Exercise aim:
How many of the lines that follow contain the word "ſuch"? Give only the number.

Dataset records:
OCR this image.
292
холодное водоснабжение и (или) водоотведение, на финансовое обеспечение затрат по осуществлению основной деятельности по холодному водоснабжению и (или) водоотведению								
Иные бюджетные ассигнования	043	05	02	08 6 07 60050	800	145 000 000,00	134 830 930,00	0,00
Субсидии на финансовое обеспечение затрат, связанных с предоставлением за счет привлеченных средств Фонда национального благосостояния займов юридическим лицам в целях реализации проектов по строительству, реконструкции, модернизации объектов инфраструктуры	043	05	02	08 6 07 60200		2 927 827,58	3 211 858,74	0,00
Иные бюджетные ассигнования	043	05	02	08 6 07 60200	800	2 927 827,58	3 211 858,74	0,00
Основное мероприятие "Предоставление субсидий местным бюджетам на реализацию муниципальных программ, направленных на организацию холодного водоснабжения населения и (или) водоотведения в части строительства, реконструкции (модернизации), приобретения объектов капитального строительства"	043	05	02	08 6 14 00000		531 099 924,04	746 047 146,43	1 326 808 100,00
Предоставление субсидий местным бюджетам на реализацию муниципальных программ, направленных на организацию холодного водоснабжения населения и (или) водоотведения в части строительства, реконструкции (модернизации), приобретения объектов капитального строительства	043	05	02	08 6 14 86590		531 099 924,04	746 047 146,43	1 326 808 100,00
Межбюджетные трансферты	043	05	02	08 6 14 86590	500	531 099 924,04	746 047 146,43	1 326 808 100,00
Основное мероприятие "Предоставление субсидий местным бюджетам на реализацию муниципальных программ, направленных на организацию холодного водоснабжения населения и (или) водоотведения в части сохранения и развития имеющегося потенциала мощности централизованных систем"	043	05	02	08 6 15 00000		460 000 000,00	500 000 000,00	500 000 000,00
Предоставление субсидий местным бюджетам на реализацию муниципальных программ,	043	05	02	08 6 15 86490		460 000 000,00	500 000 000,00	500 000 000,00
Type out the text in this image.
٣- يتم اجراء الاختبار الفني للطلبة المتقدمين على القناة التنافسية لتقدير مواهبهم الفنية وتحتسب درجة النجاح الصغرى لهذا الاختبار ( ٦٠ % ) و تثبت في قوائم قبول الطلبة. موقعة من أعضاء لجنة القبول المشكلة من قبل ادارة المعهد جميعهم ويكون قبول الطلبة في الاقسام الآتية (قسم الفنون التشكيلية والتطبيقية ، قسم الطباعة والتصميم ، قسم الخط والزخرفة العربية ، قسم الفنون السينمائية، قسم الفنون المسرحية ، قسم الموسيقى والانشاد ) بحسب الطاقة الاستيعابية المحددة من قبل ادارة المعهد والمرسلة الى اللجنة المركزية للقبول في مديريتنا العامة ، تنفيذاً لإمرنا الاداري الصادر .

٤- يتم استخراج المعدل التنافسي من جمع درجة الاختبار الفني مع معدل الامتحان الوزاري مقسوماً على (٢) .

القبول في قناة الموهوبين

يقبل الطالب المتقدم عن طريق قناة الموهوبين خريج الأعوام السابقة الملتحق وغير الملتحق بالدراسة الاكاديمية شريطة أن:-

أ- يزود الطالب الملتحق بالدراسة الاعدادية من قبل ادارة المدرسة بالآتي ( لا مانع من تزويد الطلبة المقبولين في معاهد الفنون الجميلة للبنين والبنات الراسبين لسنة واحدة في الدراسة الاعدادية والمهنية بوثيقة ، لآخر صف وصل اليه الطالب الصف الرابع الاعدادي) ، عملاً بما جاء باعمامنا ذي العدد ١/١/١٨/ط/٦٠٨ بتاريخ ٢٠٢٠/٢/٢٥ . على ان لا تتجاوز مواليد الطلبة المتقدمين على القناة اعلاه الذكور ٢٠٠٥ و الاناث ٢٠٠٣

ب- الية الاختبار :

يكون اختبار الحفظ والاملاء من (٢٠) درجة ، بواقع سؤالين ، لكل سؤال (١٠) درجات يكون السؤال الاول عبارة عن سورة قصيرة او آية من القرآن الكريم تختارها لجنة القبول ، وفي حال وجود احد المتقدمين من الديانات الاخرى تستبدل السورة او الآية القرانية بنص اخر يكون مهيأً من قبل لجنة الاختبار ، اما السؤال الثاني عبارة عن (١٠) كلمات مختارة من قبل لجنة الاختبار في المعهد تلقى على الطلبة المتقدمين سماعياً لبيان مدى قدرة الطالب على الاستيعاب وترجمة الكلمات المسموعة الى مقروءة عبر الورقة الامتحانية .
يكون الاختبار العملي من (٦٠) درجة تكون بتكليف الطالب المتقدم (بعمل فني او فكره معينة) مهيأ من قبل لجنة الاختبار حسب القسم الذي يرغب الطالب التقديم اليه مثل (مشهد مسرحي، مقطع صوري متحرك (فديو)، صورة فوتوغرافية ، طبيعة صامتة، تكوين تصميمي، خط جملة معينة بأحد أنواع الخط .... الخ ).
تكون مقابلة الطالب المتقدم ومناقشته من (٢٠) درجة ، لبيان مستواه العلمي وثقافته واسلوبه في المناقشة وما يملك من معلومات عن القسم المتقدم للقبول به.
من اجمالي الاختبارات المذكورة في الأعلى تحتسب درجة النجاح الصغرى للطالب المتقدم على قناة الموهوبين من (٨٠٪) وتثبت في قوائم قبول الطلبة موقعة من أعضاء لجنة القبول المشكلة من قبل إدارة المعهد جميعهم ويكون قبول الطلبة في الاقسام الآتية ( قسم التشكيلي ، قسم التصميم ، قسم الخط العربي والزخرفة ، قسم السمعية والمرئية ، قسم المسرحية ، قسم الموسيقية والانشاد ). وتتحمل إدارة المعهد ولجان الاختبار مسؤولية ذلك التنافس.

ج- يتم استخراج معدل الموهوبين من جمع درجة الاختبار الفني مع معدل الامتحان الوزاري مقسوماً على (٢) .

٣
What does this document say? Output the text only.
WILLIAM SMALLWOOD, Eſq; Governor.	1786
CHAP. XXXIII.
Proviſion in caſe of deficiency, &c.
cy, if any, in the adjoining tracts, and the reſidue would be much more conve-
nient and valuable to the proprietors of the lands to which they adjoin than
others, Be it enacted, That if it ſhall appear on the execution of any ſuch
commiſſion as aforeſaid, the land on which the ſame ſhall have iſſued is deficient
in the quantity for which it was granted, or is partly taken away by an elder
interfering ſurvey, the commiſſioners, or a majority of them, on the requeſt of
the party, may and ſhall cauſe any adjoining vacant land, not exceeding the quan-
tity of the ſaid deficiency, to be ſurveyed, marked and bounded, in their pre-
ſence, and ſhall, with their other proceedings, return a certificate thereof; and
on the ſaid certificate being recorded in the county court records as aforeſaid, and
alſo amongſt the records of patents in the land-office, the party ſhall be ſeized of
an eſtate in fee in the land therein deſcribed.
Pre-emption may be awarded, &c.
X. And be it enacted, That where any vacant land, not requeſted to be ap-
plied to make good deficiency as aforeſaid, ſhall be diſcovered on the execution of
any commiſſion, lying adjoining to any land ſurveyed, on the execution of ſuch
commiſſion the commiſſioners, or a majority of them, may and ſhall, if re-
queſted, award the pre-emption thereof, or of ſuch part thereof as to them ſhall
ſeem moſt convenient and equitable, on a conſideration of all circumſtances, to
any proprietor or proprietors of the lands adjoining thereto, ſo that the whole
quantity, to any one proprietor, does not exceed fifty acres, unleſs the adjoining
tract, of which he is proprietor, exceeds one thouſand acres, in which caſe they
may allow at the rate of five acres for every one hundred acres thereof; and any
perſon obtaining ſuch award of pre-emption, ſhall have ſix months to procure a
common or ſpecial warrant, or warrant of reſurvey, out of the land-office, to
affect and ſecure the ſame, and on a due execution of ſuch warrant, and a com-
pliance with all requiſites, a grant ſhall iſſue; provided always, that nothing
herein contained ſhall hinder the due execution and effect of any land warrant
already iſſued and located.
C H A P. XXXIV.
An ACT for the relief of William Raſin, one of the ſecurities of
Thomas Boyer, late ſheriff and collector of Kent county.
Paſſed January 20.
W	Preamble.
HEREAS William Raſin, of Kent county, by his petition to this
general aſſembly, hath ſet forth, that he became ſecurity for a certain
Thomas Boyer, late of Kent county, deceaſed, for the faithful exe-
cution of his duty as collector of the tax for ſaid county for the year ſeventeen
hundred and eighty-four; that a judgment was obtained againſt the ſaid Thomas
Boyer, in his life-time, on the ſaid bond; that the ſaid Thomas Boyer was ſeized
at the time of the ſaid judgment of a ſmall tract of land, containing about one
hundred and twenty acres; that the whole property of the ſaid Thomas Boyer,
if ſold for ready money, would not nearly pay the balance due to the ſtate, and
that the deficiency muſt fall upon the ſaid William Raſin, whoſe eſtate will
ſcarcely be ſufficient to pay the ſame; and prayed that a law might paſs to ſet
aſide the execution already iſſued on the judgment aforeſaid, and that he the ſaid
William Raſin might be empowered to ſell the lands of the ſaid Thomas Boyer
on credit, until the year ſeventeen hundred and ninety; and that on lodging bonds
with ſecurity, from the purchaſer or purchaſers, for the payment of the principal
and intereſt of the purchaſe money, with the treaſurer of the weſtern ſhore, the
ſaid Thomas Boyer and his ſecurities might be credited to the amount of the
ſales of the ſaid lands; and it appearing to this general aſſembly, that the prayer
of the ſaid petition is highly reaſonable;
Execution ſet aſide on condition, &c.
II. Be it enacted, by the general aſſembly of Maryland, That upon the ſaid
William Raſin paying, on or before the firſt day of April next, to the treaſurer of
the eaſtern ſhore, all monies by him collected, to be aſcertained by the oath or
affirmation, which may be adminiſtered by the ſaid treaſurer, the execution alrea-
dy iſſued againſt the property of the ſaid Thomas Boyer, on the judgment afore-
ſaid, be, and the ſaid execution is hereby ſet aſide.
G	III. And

Reply:
5